What is needed: Which lines hold the string "Hamamı"? Copy every one of them.
* start Exercise input *
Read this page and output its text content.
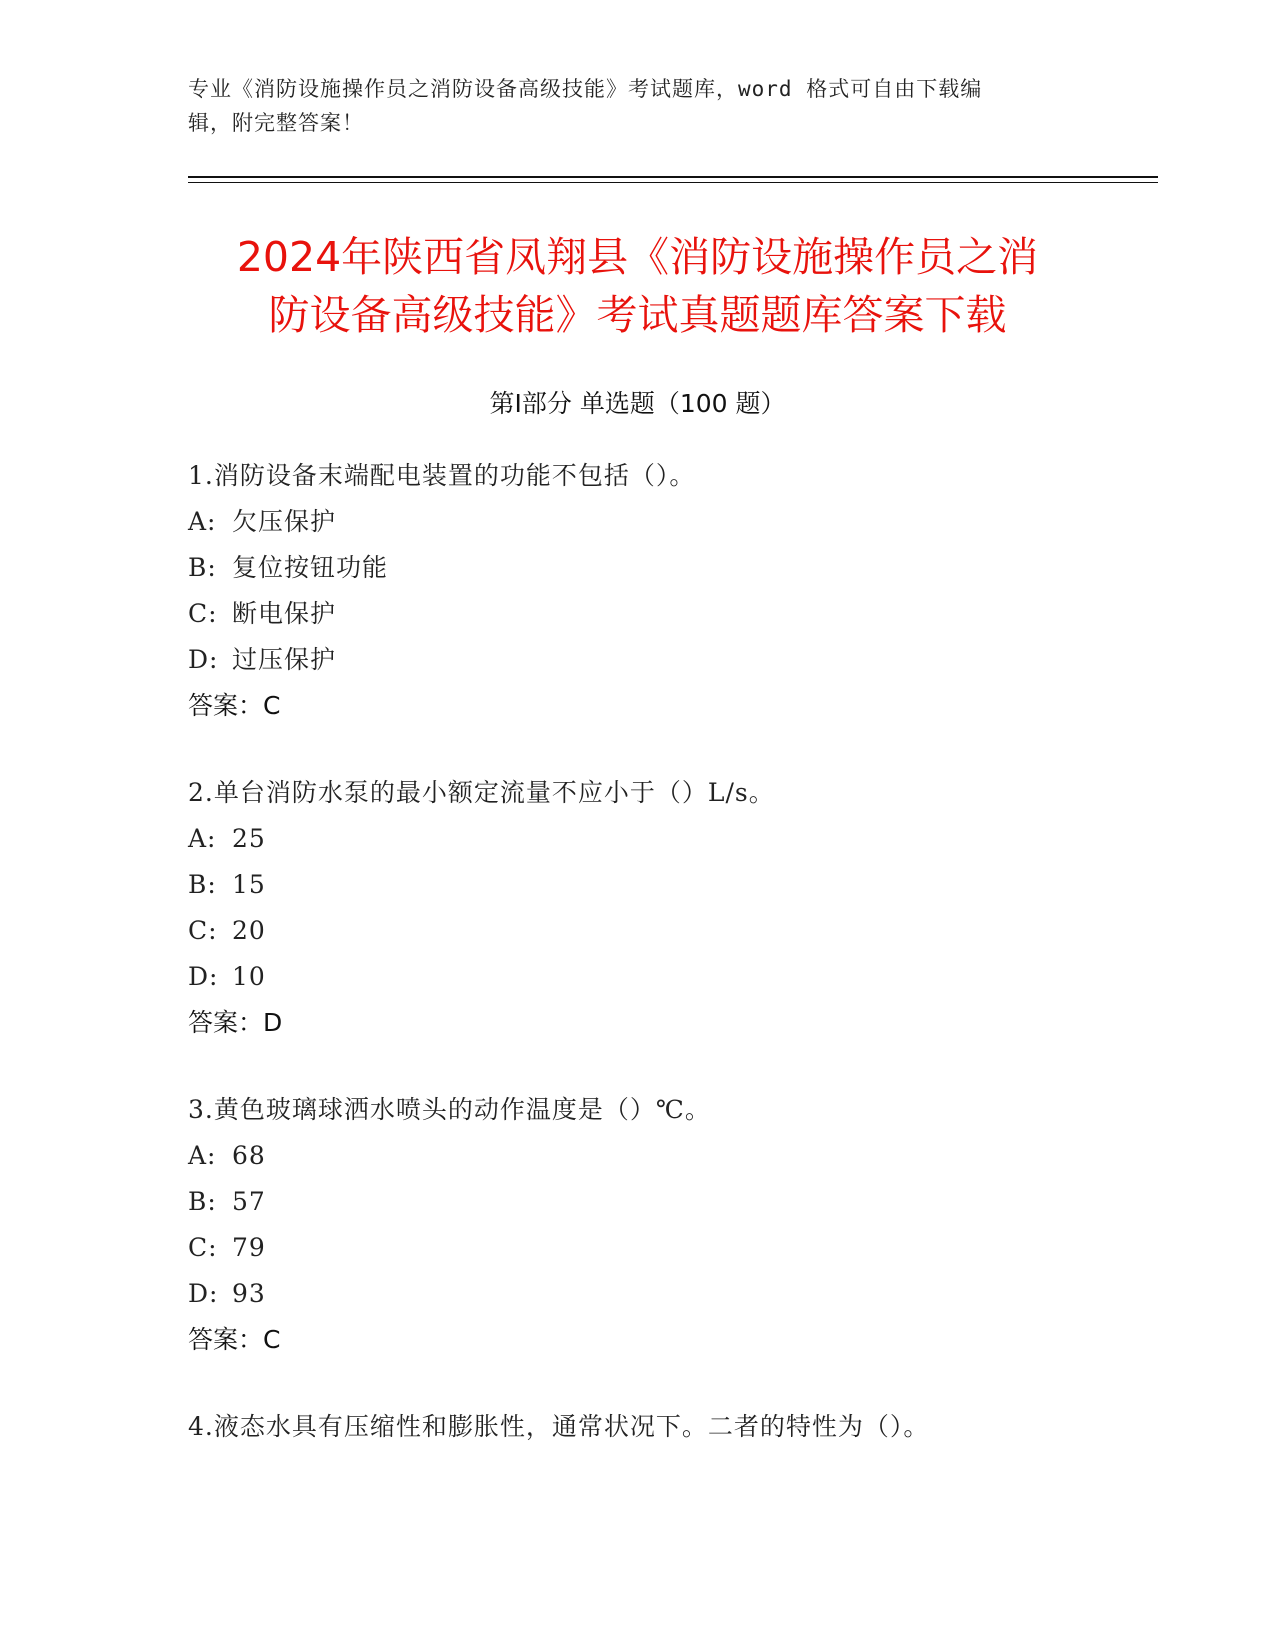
专业《消防设施操作员之消防设备高级技能》考试题库，word 格式可自由下载编
辑，附完整答案！
2024年陕西省凤翔县《消防设施操作员之消
防设备高级技能》考试真题题库答案下载
第Ⅰ部分 单选题（100 题）
1.消防设备末端配电装置的功能不包括（）。
A: 欠压保护
B: 复位按钮功能
C: 断电保护
D: 过压保护
答案：C
2.单台消防水泵的最小额定流量不应小于（）L/s。
A: 25
B: 15
C: 20
D: 10
答案：D
3.黄色玻璃球洒水喷头的动作温度是（）℃。
A: 68
B: 57
C: 79
D: 93
答案：C
4.液态水具有压缩性和膨胀性，通常状况下。二者的特性为（）。
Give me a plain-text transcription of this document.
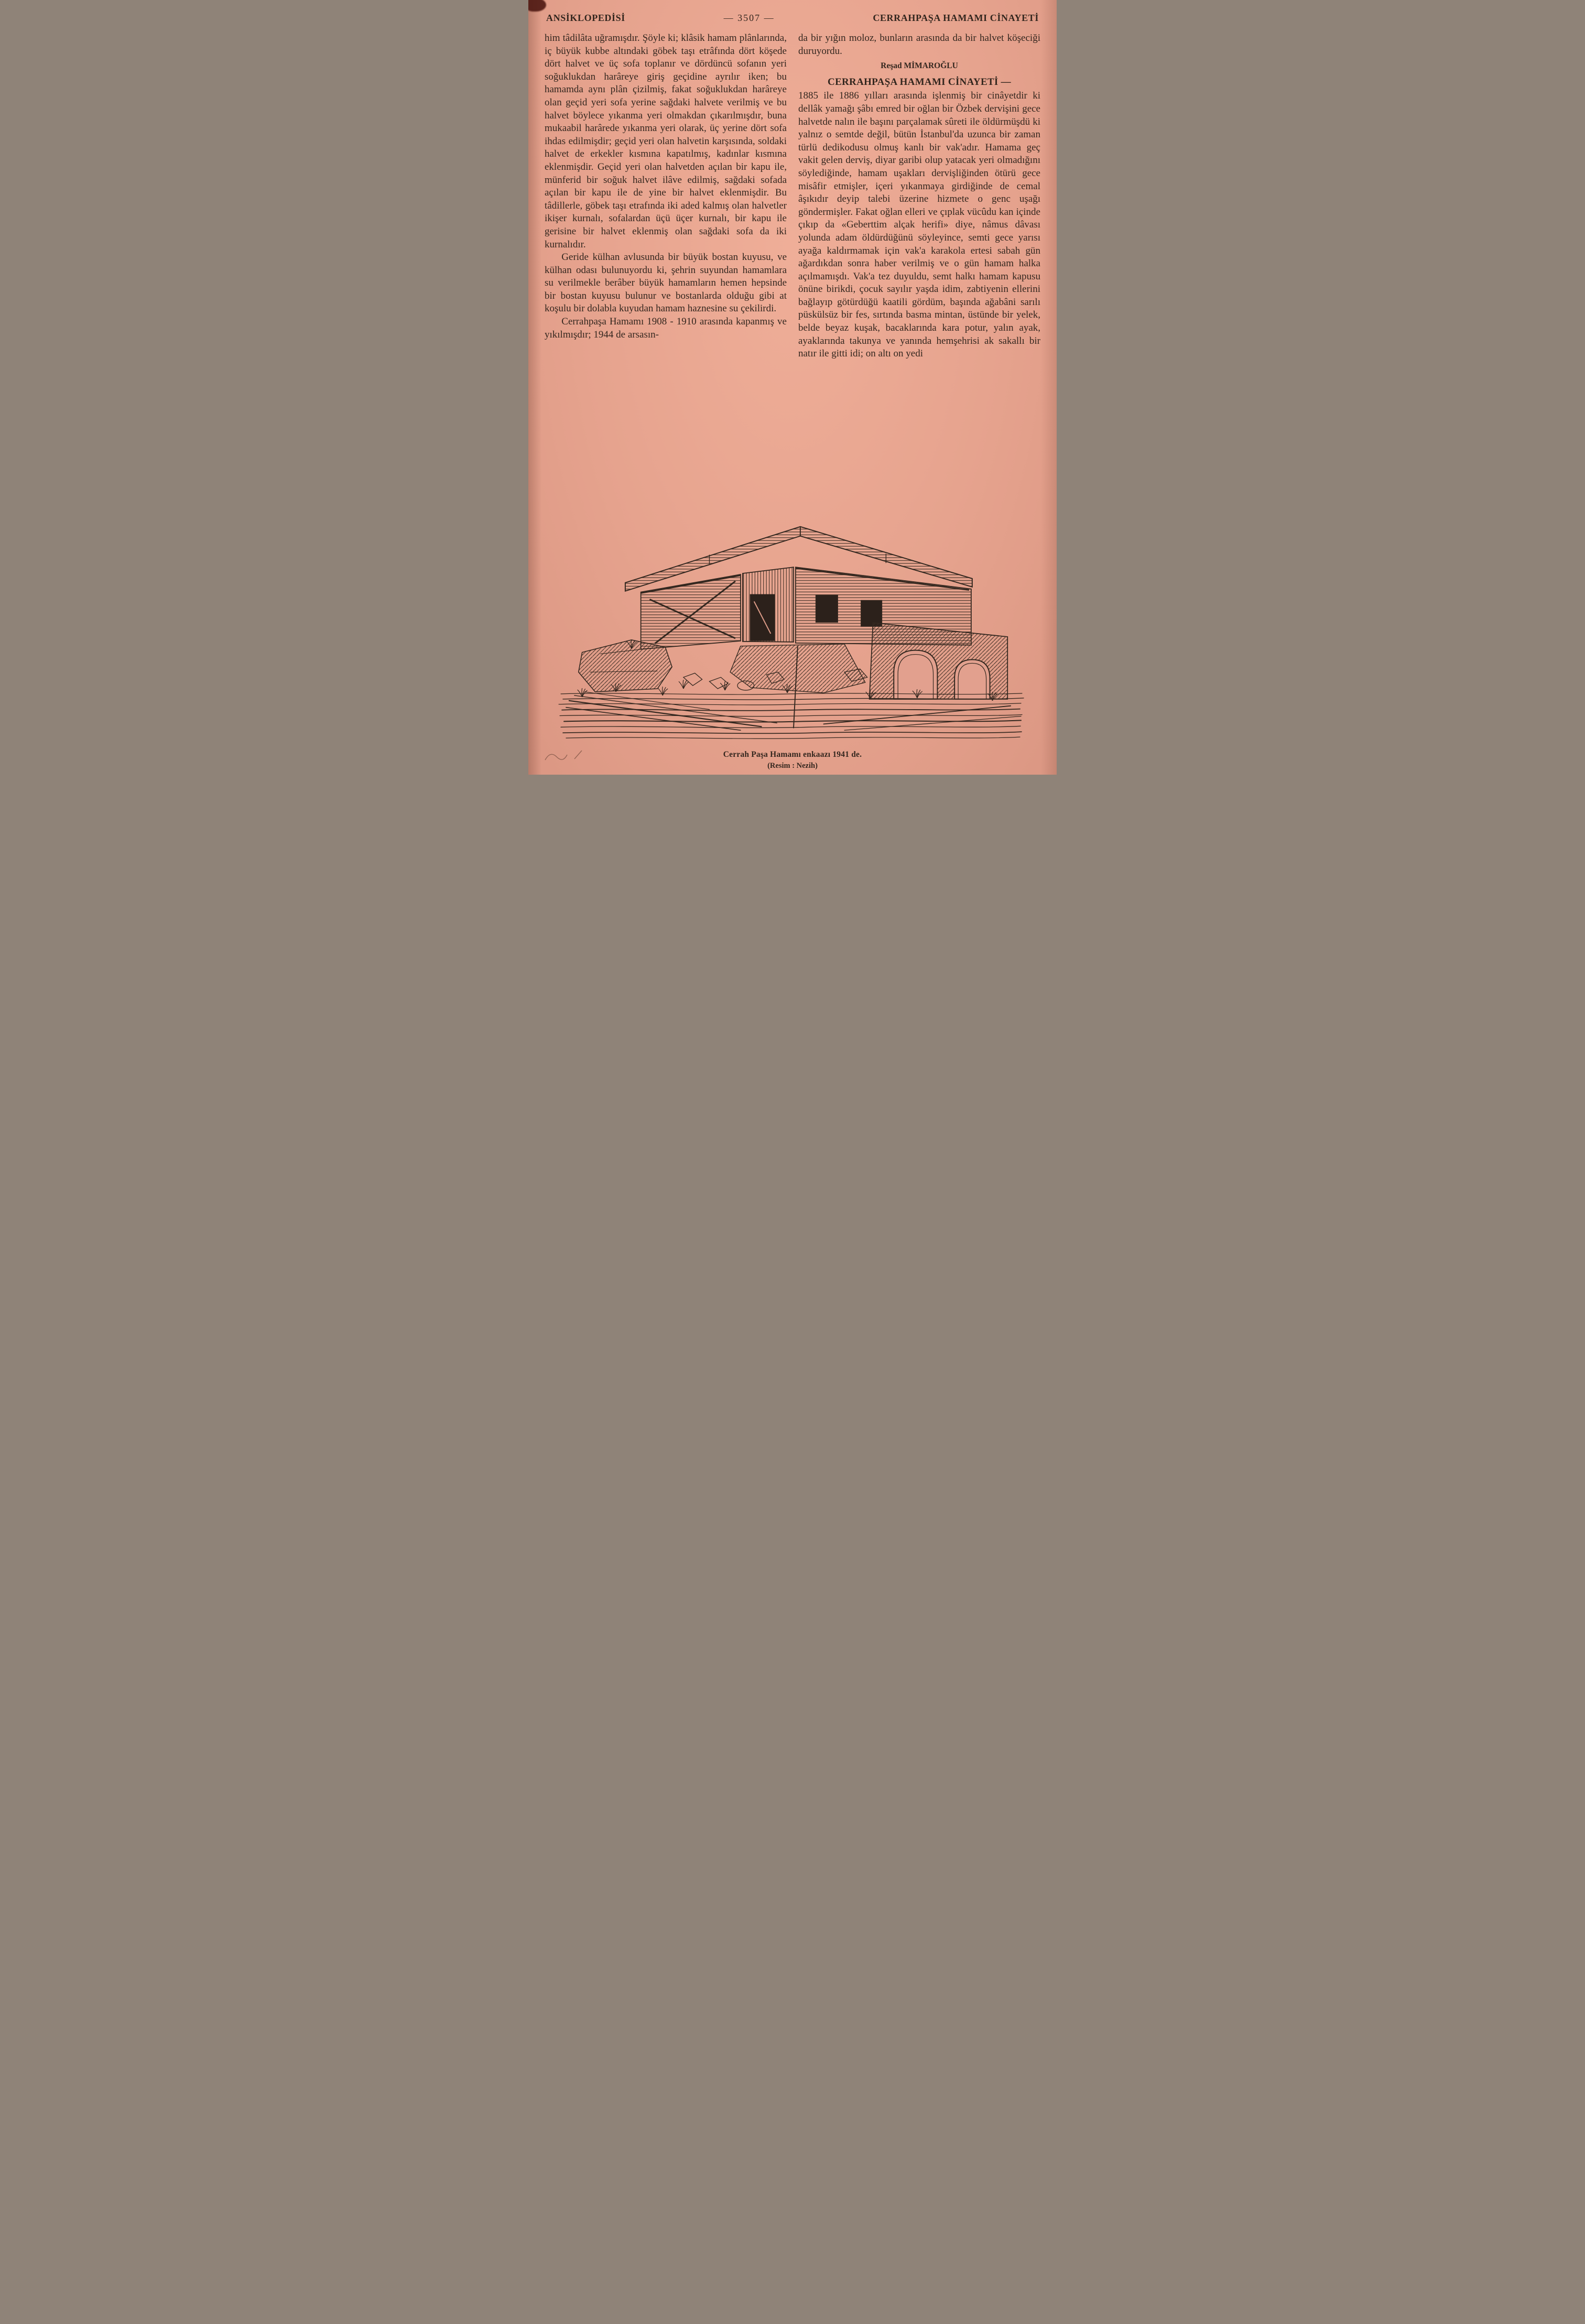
ANSİKLOPEDİSİ	— 3507 —	CERRAHPAŞA HAMAMI CİNAYETİ

him tâdilâta uğramışdır. Şöyle ki; klâsik hamam plânlarında, iç büyük kubbe altındaki göbek taşı etrâfında dört köşede dört halvet ve üç sofa toplanır ve dördüncü sofanın yeri soğuklukdan harâreye giriş geçidine ayrılır iken; bu hamamda aynı plân çizilmiş, fakat soğuklukdan harâreye olan geçid yeri sofa yerine sağdaki halvete verilmiş ve bu halvet böylece yıkanma yeri olmakdan çıkarılmışdır, buna mukaabil harârede yıkanma yeri olarak, üç yerine dört sofa ihdas edilmişdir; geçid yeri olan halvetin karşısında, soldaki halvet de erkekler kısmına kapatılmış, kadınlar kısmına eklenmişdir. Geçid yeri olan halvetden açılan bir kapu ile, münferid bir soğuk halvet ilâve edilmiş, sağdaki sofada açılan bir kapu ile de yine bir halvet eklenmişdir. Bu tâdillerle, göbek taşı etrafında iki aded kalmış olan halvetler ikişer kurnalı, sofalardan üçü üçer kurnalı, bir kapu ile gerisine bir halvet eklenmiş olan sağdaki sofa da iki kurnalıdır.

Geride külhan avlusunda bir büyük bostan kuyusu, ve külhan odası bulunuyordu ki, şehrin suyundan hamamlara su verilmekle berâber büyük hamamların hemen hepsinde bir bostan kuyusu bulunur ve bostanlarda olduğu gibi at koşulu bir dolabla kuyudan hamam haznesine su çekilirdi.

Cerrahpaşa Hamamı 1908 - 1910 arasında kapanmış ve yıkılmışdır; 1944 de arsasın-

da bir yığın moloz, bunların arasında da bir halvet köşeciği duruyordu.

Reşad MİMAROĞLU

CERRAHPAŞA HAMAMI CİNAYETİ —

1885 ile 1886 yılları arasında işlenmiş bir cinâyetdir ki dellâk yamağı şâbı emred bir oğlan bir Özbek dervişini gece halvetde nalın ile başını parçalamak sûreti ile öldürmüşdü ki yalnız o semtde değil, bütün İstanbul'da uzunca bir zaman türlü dedikodusu olmuş kanlı bir vak'adır. Hamama geç vakit gelen derviş, diyar garibi olup yatacak yeri olmadığını söylediğinde, hamam uşakları dervişliğinden ötürü gece misâfir etmişler, içeri yıkanmaya girdiğinde de cemal âşıkıdır deyip talebi üzerine hizmete o genc uşağı göndermişler. Fakat oğlan elleri ve çıplak vücûdu kan içinde çıkıp da «Geberttim alçak herifi» diye, nâmus dâvası yolunda adam öldürdüğünü söyleyince, semti gece yarısı ayağa kaldırmamak için vak'a karakola ertesi sabah gün ağardıkdan sonra haber verilmiş ve o gün hamam halka açılmamışdı. Vak'a tez duyuldu, semt halkı hamam kapusu önüne birikdi, çocuk sayılır yaşda idim, zabtiyenin ellerini bağlayıp götürdüğü kaatili gördüm, başında ağabâni sarılı püskülsüz bir fes, sırtında basma mintan, üstünde bir yelek, belde beyaz kuşak, bacaklarında kara potur, yalın ayak, ayaklarında takunya ve yanında hemşehrisi ak sakallı bir natır ile gitti idi; on altı on yedi

Cerrah Paşa Hamamı enkaazı 1941 de.
(Resim : Nezih)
* end Exercise input *
Full answer:
Cerrahpaşa Hamamı 1908 - 1910 arasında kapanmış ve yıkılmışdır; 1944 de arsasın-
Cerrah Paşa Hamamı enkaazı 1941 de.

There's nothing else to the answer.